Report how many lines of the records below include the word "Visual". Give nothing but the number.

[Part of a data file]
- - - - - - -

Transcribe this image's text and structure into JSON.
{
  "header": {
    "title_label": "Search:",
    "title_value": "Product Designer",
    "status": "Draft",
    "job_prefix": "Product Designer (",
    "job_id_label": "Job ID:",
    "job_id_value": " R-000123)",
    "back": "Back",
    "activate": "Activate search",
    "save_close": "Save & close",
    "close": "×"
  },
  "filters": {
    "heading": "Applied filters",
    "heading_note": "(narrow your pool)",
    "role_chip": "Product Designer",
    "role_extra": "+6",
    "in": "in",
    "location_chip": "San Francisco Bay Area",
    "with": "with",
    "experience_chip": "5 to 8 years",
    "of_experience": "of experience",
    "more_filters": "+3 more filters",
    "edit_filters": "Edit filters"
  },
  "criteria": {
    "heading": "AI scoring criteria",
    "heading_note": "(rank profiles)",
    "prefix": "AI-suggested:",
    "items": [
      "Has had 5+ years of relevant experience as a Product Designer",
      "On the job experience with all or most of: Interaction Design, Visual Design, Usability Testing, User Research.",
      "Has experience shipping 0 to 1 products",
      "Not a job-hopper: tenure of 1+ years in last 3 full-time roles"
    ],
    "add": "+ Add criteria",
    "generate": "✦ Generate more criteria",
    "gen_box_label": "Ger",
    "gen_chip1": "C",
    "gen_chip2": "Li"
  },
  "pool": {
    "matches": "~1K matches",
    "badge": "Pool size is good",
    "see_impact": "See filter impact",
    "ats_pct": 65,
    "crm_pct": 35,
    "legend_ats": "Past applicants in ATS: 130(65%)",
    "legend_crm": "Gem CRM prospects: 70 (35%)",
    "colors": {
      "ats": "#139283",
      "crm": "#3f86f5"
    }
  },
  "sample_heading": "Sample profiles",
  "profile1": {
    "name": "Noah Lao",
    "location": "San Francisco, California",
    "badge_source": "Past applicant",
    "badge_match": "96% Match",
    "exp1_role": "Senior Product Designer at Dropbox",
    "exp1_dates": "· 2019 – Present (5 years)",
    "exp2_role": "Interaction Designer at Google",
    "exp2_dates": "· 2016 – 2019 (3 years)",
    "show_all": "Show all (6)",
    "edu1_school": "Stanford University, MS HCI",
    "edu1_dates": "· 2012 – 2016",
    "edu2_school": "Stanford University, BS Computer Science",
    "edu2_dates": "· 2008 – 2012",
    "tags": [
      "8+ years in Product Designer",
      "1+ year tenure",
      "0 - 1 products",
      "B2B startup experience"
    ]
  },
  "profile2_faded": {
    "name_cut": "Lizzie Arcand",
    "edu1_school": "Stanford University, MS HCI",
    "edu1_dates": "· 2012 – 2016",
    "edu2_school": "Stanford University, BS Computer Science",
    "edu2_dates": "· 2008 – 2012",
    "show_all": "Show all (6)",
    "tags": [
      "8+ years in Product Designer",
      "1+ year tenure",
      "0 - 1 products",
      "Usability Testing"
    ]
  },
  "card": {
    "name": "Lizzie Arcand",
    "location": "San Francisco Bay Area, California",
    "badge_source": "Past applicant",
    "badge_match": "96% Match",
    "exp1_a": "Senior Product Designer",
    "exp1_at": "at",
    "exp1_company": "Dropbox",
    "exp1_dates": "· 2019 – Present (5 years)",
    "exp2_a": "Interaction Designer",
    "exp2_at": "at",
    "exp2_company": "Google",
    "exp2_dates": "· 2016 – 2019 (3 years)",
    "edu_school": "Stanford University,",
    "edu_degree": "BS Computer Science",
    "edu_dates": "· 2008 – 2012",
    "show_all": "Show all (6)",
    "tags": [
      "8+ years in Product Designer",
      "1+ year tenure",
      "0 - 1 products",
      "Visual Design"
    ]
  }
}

- - - - - - -

Output for this exercise: 2